OBJECTIVE
Below are some records. Pull every line that contains the word "sing".

DATA TO USE
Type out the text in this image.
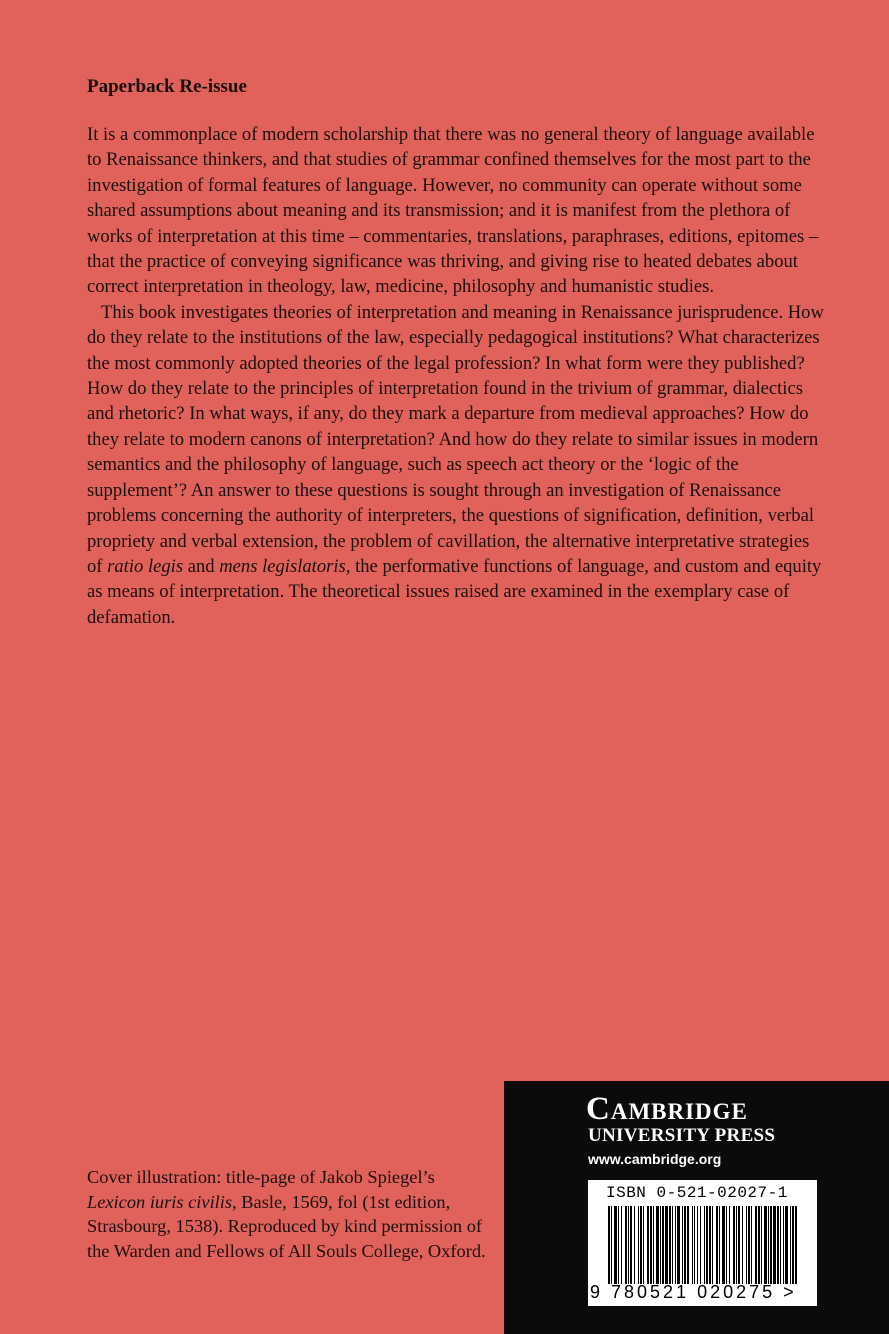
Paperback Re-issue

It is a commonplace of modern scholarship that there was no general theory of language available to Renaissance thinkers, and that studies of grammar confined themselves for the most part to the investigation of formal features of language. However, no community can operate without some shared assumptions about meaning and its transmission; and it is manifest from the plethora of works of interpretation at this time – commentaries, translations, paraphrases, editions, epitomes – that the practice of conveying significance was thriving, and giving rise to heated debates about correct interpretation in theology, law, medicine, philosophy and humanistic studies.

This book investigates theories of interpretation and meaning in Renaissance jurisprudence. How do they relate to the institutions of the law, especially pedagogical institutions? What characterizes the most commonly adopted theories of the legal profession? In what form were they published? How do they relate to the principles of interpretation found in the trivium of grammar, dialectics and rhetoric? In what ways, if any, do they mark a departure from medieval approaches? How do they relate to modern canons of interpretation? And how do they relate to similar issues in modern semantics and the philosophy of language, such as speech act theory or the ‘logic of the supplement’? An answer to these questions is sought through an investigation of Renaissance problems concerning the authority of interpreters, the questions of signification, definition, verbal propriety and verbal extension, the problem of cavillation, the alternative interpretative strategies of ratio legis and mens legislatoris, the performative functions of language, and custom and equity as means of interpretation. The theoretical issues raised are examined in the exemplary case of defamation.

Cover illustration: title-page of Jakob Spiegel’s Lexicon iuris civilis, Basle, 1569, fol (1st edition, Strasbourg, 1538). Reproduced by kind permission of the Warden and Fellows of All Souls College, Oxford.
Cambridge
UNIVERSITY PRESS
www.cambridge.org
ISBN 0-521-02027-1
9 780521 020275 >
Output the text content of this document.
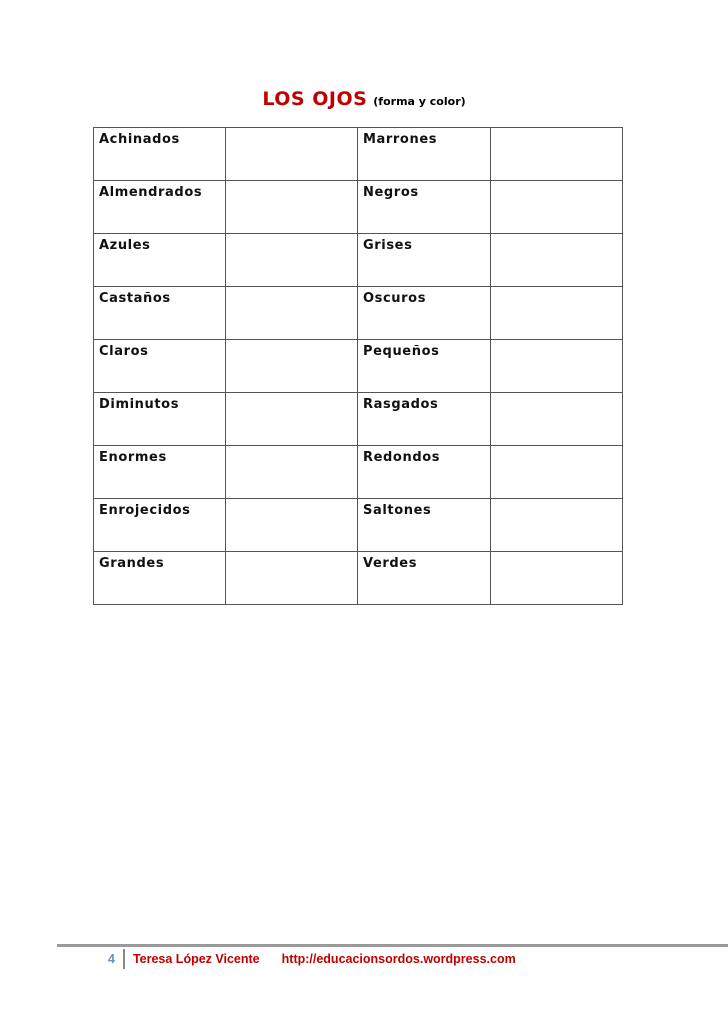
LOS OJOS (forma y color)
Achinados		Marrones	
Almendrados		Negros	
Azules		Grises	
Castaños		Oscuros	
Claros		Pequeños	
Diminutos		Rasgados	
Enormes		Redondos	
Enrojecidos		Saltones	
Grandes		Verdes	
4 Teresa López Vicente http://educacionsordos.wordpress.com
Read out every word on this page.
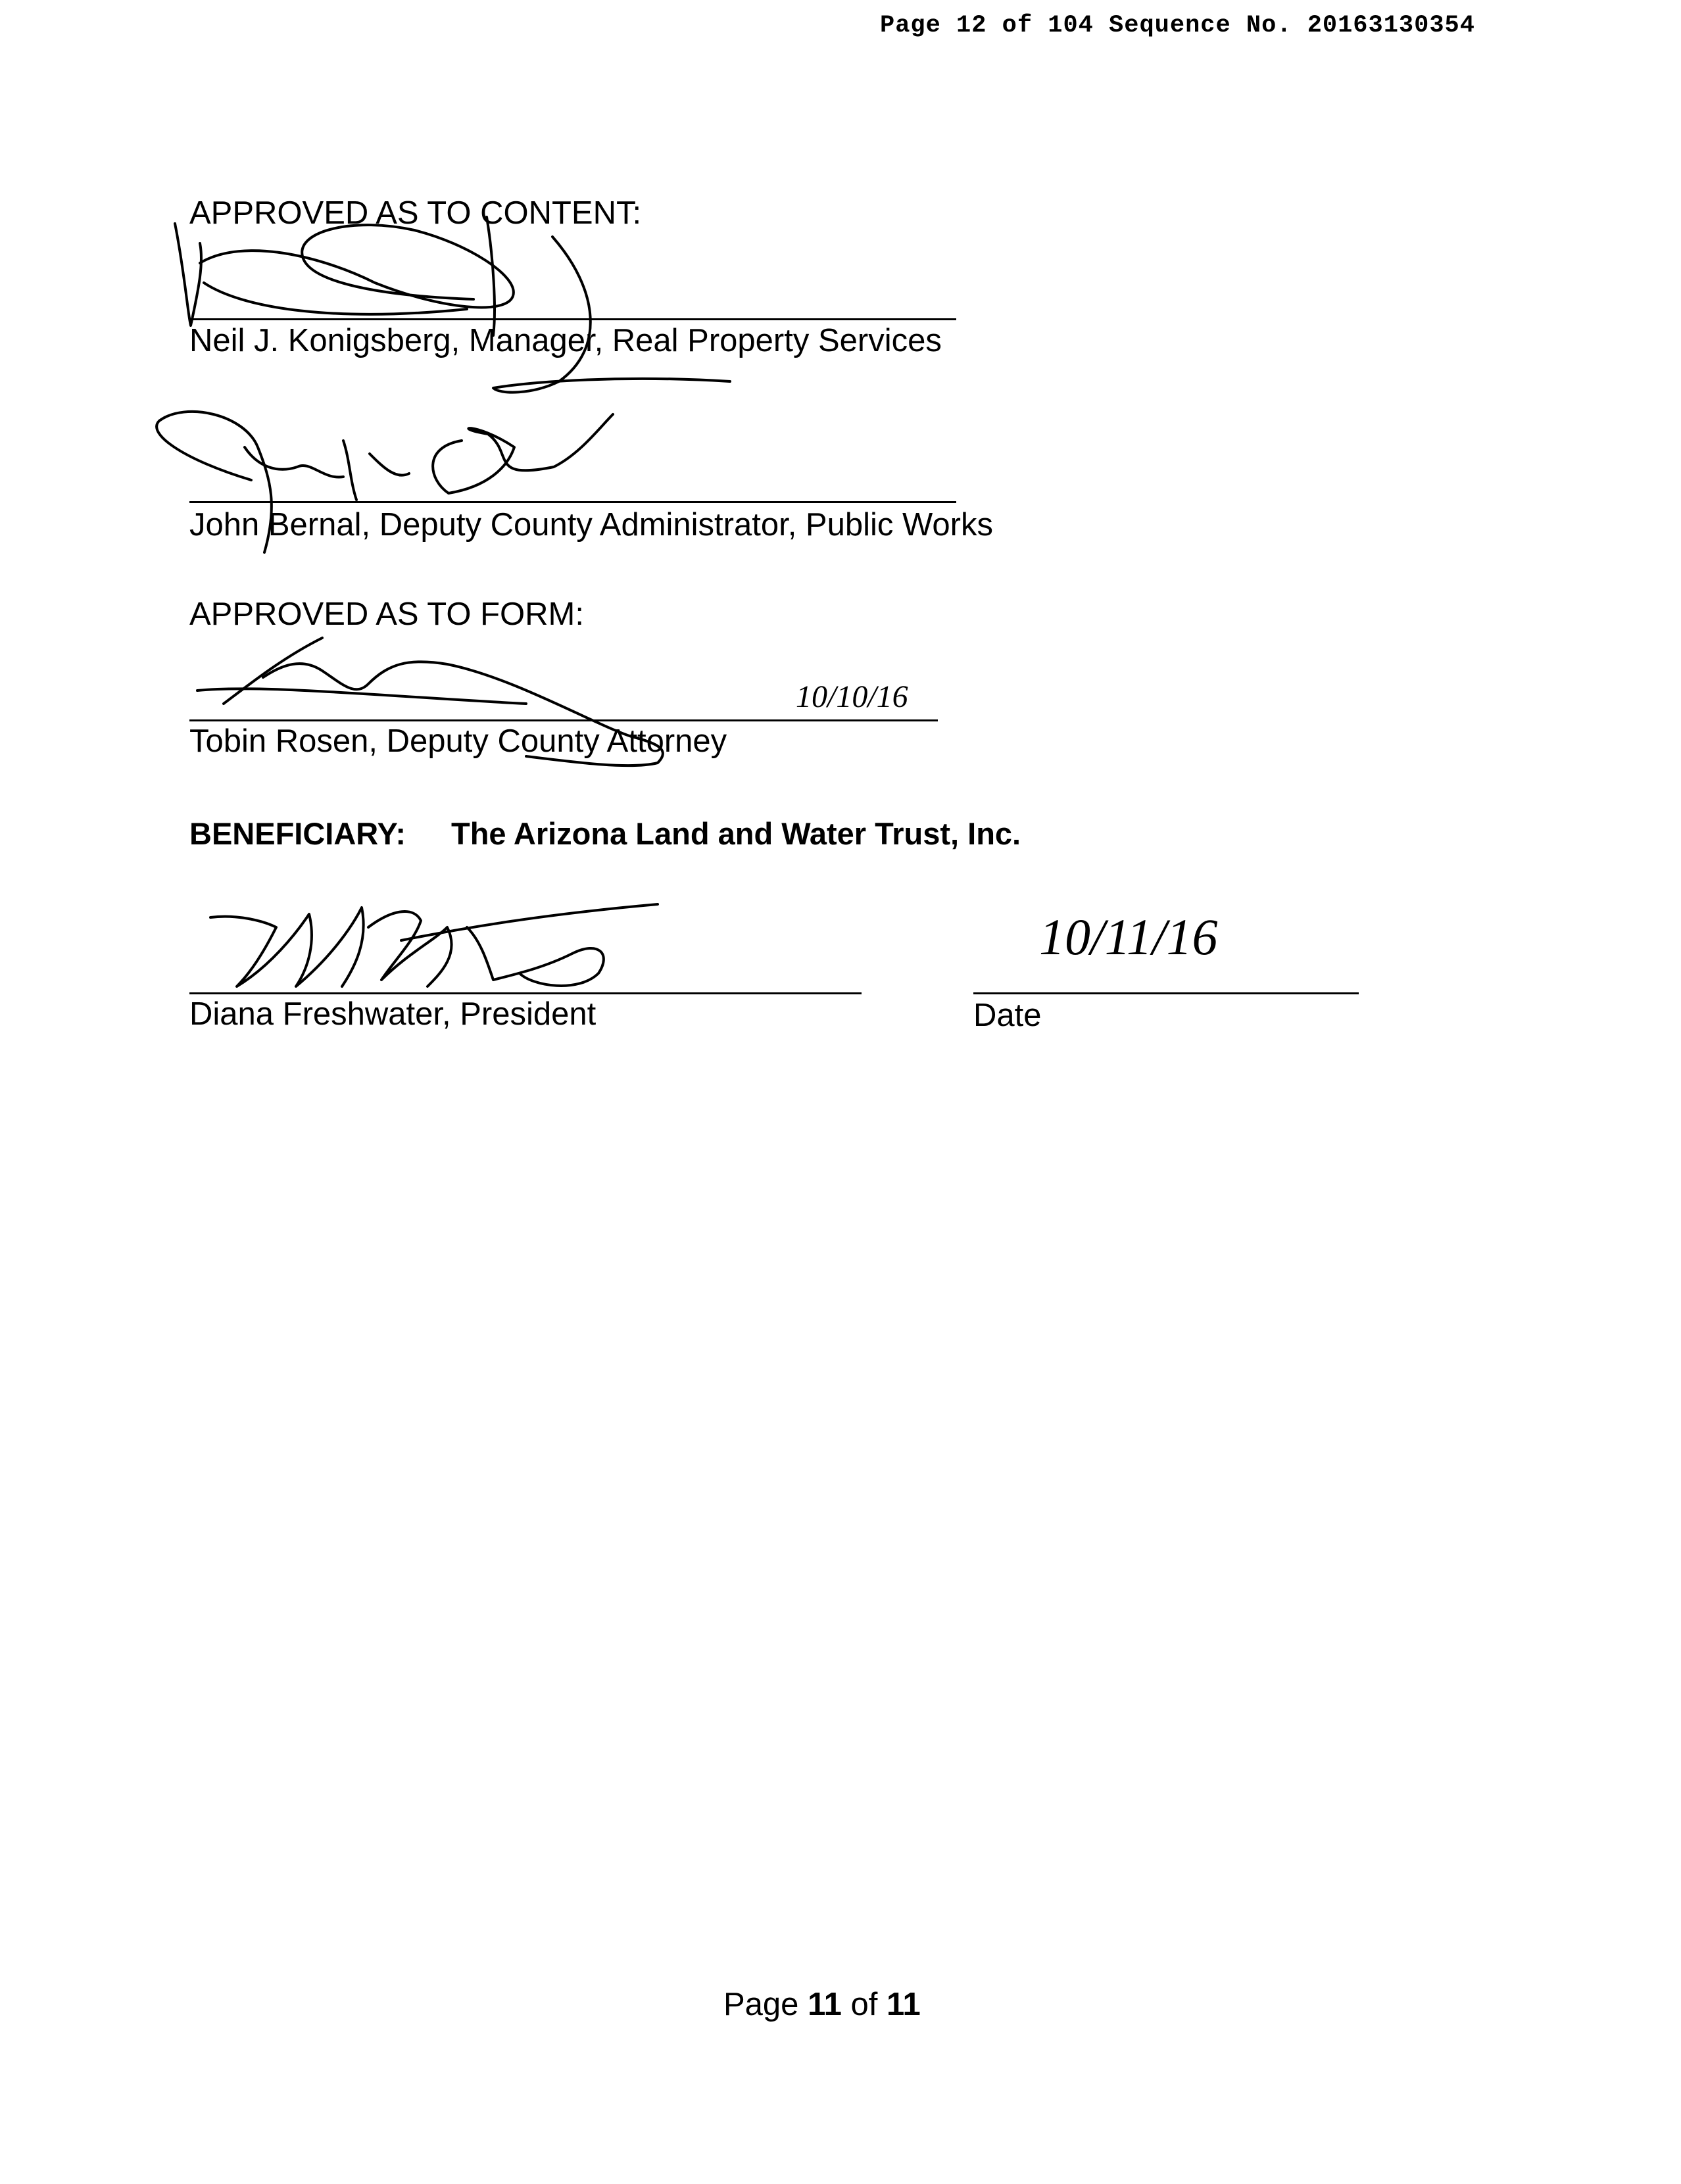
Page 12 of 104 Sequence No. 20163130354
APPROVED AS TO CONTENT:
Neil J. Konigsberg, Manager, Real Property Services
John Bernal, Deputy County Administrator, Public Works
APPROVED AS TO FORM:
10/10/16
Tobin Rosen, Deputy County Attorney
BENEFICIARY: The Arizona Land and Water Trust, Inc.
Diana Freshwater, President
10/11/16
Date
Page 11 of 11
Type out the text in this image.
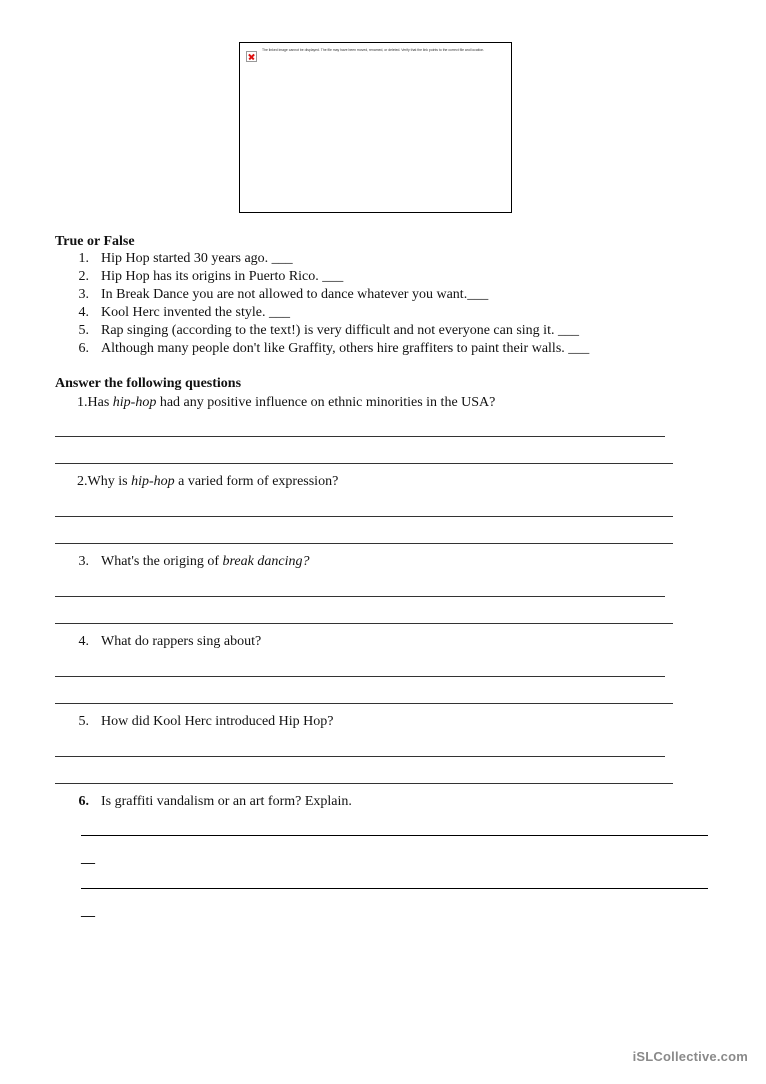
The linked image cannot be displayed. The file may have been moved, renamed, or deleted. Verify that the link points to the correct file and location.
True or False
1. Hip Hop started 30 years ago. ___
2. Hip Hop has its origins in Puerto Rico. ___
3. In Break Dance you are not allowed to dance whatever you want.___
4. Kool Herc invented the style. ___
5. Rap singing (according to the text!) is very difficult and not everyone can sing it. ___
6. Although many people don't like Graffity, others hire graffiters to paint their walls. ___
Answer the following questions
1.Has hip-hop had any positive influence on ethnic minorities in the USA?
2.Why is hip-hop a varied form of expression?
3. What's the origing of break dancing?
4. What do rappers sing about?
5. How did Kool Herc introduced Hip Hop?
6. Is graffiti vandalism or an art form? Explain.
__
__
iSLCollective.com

WRITTEN ANSWER
5. Rap singing (according to the text!) is very difficult and not everyone can sing it. ___
4. What do rappers sing about?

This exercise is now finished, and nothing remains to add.